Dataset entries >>
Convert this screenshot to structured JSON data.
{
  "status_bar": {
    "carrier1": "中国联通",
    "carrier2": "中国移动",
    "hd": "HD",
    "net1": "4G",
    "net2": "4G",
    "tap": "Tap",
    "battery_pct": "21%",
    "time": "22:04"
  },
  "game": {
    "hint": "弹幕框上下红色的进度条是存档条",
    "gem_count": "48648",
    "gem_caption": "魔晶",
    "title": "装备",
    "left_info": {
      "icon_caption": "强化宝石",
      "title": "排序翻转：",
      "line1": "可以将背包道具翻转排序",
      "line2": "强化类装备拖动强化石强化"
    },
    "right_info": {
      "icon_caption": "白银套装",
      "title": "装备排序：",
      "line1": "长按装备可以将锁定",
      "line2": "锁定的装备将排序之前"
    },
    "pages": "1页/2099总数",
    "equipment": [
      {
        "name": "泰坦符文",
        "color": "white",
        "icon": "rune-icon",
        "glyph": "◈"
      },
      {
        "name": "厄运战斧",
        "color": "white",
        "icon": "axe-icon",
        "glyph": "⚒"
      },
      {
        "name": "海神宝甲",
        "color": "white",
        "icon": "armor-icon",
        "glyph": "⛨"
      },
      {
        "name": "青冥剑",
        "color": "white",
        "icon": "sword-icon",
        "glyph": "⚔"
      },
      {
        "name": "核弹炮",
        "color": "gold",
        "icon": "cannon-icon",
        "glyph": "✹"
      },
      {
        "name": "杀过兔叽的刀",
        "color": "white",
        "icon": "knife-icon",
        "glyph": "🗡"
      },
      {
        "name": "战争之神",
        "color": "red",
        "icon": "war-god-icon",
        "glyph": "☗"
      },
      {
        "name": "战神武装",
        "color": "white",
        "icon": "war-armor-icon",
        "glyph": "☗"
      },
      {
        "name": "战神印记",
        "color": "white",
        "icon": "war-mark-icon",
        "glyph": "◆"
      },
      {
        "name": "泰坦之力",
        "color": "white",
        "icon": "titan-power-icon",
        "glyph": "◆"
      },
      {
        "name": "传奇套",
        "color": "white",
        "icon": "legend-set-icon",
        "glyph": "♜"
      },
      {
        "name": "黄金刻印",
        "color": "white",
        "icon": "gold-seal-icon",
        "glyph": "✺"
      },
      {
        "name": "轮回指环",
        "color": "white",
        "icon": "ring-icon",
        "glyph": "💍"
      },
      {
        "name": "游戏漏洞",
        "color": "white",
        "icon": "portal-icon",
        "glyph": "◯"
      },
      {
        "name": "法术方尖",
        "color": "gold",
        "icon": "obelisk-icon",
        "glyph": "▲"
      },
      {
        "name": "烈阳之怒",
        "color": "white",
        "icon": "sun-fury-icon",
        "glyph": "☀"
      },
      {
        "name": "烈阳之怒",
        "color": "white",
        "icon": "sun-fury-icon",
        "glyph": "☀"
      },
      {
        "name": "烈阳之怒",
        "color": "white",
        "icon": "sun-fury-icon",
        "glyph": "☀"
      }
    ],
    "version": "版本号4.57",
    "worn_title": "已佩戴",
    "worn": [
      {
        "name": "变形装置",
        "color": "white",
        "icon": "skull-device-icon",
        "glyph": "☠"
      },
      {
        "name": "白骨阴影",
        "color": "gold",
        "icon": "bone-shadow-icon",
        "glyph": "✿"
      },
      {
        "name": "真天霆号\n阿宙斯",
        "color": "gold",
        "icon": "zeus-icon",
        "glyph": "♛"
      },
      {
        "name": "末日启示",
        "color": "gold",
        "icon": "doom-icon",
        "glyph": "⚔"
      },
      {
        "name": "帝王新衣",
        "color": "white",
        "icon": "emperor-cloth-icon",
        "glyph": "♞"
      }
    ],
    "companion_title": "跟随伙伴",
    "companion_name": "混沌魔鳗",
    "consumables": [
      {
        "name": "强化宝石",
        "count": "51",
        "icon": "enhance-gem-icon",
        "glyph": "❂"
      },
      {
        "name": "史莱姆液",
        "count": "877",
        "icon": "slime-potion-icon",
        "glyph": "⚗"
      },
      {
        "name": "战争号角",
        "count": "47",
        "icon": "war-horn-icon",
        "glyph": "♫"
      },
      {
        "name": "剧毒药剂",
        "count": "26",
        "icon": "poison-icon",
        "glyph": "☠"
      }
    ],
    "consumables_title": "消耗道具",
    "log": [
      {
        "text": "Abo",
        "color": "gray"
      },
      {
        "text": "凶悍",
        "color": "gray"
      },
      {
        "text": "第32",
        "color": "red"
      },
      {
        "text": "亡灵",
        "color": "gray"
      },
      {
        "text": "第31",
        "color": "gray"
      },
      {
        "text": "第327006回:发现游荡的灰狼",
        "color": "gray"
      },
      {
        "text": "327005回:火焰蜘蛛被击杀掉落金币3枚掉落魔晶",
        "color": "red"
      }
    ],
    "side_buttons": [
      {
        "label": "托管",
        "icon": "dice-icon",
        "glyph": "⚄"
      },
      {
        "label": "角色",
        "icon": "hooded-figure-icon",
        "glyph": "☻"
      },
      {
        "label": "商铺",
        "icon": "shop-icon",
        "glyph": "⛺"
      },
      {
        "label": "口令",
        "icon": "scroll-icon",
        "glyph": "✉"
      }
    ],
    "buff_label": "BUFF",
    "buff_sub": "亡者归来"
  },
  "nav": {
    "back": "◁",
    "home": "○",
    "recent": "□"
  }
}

...

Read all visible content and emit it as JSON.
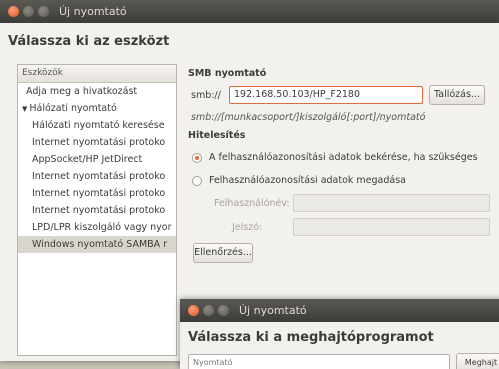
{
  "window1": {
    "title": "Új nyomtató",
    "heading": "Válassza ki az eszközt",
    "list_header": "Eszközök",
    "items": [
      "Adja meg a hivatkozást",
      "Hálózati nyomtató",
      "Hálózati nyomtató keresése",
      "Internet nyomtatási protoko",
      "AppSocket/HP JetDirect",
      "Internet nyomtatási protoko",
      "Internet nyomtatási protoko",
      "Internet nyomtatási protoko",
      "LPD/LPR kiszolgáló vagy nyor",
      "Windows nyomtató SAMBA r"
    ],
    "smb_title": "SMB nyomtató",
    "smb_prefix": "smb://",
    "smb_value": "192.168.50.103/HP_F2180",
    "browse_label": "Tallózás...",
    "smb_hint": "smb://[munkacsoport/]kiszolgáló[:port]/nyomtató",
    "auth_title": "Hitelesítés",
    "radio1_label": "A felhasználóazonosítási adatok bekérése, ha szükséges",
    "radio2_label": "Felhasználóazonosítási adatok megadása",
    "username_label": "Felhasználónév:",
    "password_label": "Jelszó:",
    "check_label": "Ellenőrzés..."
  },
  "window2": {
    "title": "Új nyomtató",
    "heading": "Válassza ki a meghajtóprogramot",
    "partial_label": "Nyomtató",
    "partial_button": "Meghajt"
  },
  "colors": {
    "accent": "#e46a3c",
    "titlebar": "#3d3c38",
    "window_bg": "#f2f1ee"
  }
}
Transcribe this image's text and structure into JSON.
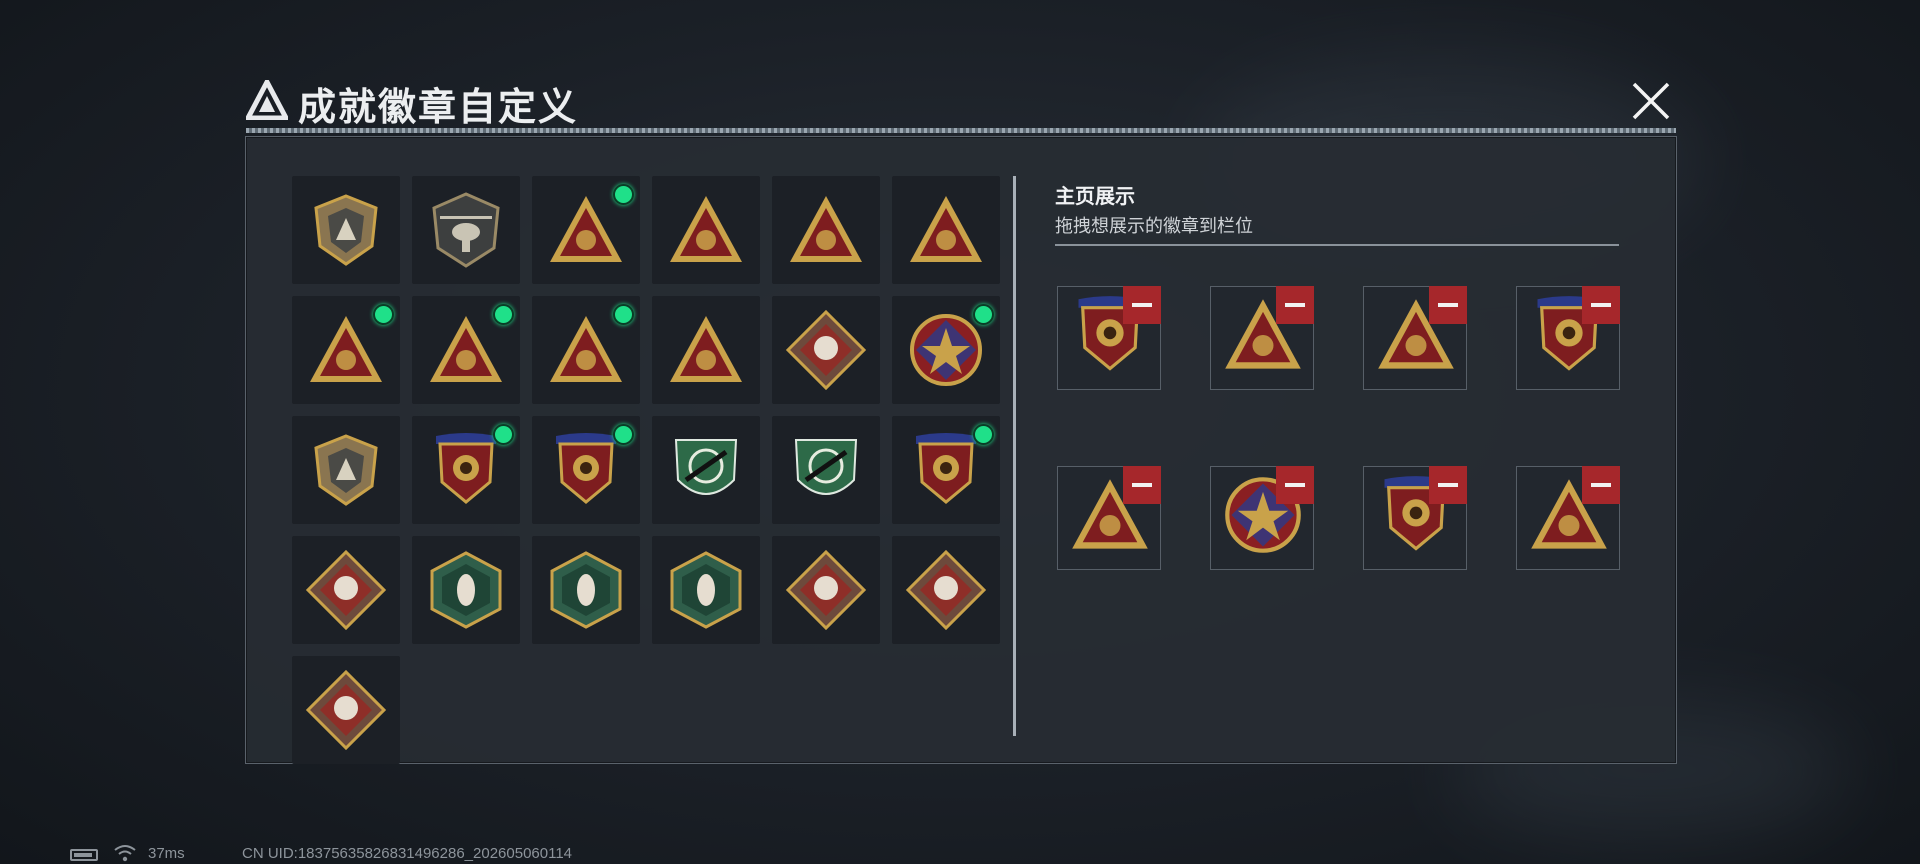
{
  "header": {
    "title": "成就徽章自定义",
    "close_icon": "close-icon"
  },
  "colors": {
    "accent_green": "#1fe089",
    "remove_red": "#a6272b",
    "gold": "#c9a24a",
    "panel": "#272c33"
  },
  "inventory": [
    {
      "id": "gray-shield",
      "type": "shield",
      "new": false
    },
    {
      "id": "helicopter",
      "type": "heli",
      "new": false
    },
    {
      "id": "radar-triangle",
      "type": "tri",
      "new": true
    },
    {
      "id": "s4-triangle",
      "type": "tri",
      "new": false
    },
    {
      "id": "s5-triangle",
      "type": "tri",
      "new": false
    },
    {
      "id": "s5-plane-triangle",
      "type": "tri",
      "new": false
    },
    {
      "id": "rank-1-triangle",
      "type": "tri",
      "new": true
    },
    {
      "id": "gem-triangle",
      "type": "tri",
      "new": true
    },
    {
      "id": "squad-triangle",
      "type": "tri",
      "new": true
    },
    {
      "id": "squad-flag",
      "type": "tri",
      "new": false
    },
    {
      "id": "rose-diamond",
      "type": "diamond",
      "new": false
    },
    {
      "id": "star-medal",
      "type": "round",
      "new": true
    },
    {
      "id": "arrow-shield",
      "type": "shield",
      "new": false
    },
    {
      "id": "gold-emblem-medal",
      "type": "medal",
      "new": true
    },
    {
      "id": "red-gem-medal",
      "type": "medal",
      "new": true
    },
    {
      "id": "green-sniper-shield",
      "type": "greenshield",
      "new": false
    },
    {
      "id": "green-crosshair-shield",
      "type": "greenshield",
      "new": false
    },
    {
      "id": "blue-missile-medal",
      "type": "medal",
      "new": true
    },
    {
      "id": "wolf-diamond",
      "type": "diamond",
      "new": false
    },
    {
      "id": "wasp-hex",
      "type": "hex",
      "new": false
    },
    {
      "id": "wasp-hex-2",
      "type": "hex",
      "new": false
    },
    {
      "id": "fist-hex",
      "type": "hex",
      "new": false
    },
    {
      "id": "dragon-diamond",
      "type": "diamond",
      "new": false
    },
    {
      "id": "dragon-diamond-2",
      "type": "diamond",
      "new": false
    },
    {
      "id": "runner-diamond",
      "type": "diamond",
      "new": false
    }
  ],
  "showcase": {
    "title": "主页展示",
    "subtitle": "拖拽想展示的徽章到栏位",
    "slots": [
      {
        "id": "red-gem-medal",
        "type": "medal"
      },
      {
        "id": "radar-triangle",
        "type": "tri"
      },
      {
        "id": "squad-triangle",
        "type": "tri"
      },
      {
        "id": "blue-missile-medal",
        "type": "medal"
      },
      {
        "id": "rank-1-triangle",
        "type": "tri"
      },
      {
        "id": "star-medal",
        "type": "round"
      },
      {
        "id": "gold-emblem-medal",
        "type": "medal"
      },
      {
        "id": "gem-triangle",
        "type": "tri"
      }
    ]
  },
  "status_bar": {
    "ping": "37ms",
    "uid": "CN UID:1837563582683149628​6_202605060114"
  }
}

==

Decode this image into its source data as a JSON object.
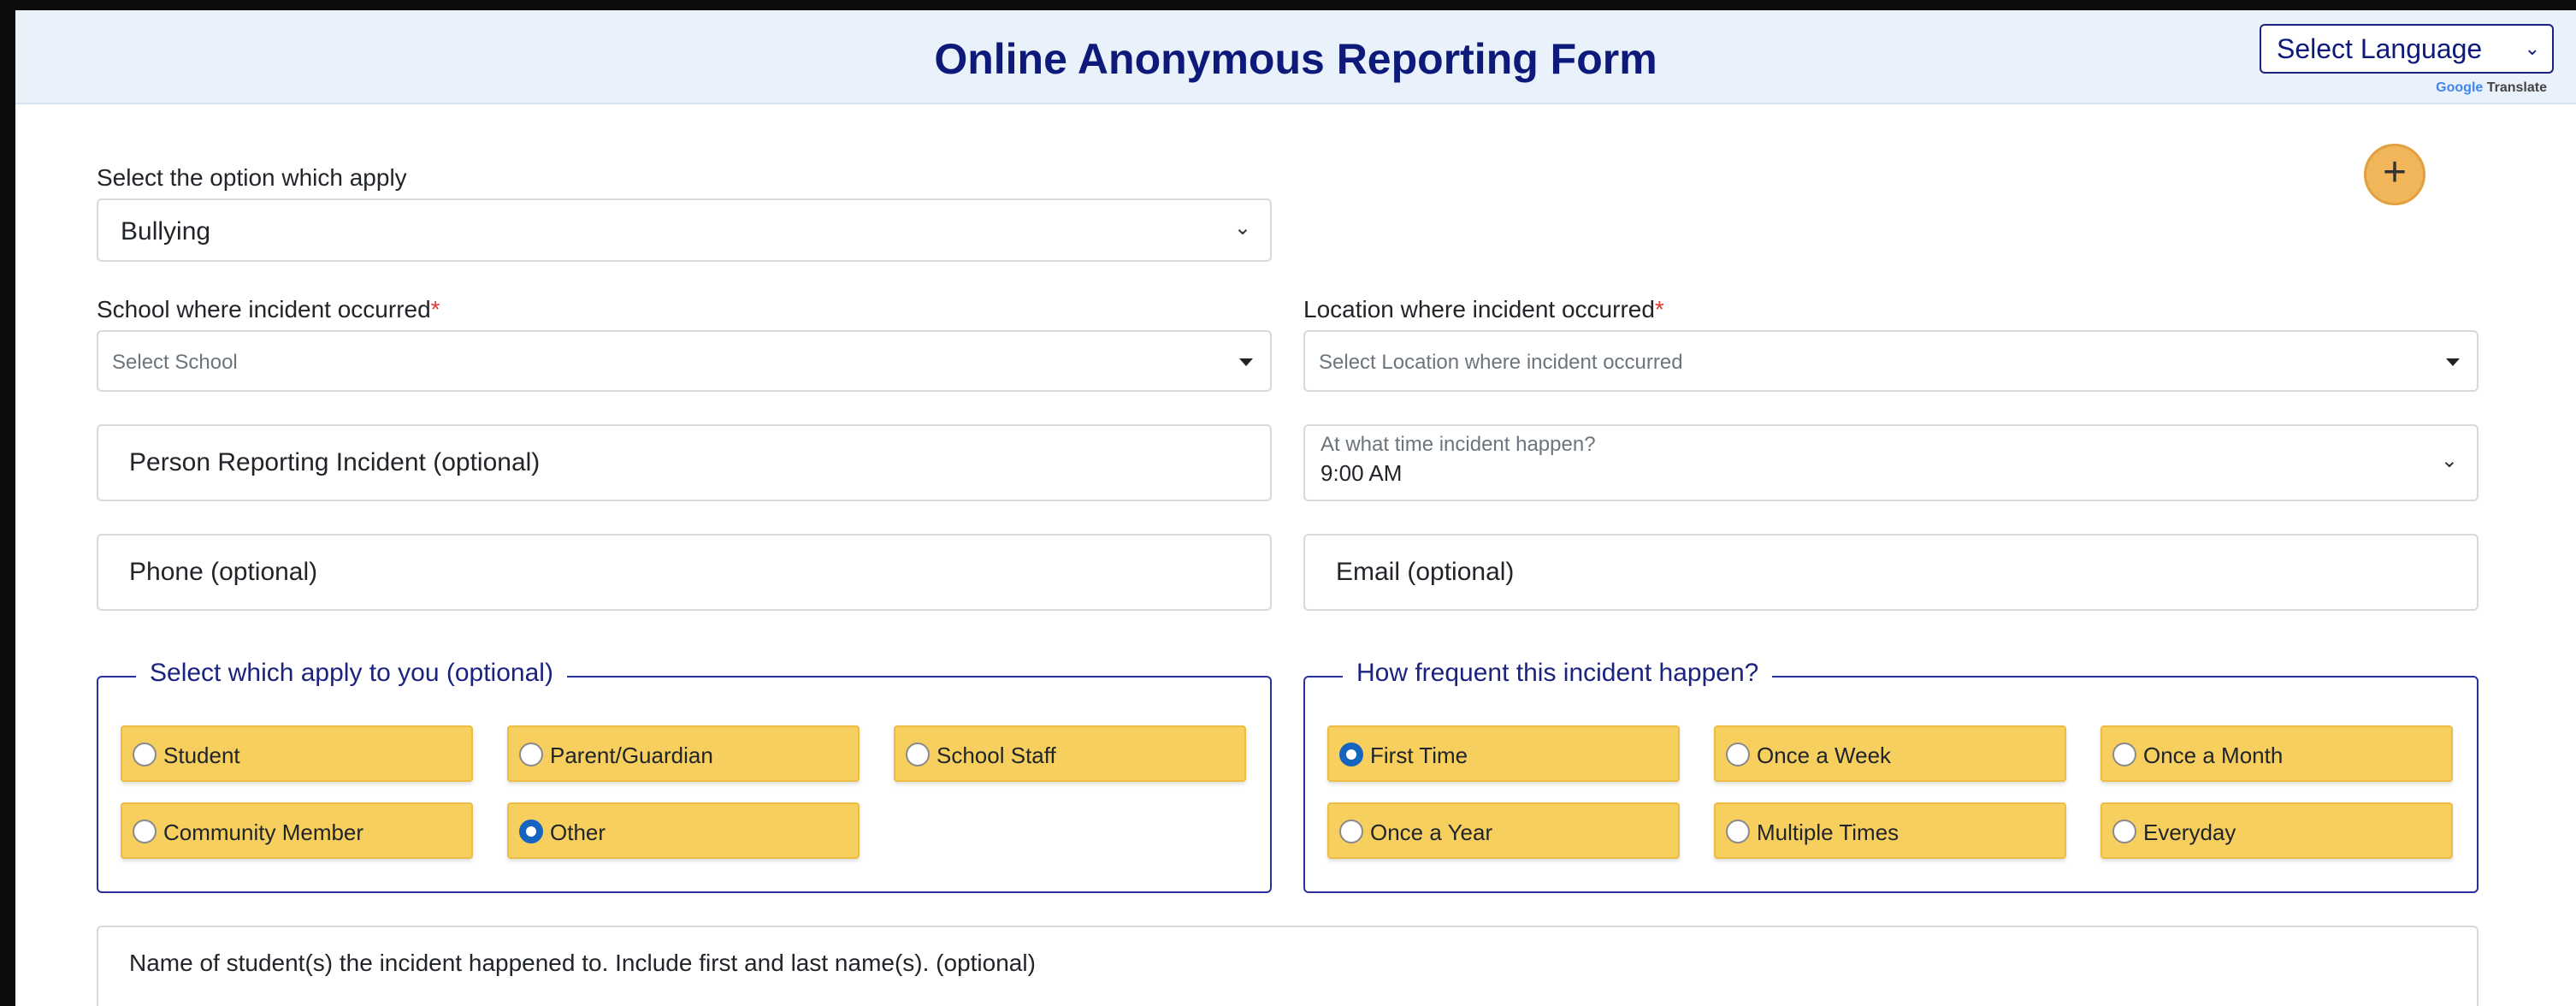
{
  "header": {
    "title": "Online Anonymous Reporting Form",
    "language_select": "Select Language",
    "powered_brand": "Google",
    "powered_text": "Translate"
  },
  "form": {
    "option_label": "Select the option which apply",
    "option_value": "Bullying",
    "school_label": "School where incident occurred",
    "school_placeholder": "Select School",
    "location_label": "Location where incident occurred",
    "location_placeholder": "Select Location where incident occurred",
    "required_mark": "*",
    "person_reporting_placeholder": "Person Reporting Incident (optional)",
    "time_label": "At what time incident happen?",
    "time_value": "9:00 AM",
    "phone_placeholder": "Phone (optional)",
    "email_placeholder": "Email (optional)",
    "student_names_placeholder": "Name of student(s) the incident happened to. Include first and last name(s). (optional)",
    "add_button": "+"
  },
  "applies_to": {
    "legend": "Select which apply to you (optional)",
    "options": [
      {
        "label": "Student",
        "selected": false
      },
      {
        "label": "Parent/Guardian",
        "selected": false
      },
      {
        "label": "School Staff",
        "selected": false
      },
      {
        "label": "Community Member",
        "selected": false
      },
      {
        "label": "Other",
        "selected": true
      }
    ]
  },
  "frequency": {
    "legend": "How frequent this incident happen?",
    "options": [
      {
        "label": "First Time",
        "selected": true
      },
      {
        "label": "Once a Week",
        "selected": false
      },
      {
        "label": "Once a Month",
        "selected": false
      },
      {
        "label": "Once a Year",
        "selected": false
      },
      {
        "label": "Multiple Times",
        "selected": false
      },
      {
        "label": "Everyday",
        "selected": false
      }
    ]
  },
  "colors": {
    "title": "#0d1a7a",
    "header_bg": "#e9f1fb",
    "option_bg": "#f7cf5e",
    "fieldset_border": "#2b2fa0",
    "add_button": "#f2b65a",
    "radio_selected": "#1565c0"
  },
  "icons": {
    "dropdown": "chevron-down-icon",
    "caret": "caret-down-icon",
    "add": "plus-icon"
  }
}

Task objective >> Return each line of the listing that holds the string "Reporting".

Final answer >>
    "title": "Online Anonymous Reporting Form",
    "person_reporting_placeholder": "Person Reporting Incident (optional)",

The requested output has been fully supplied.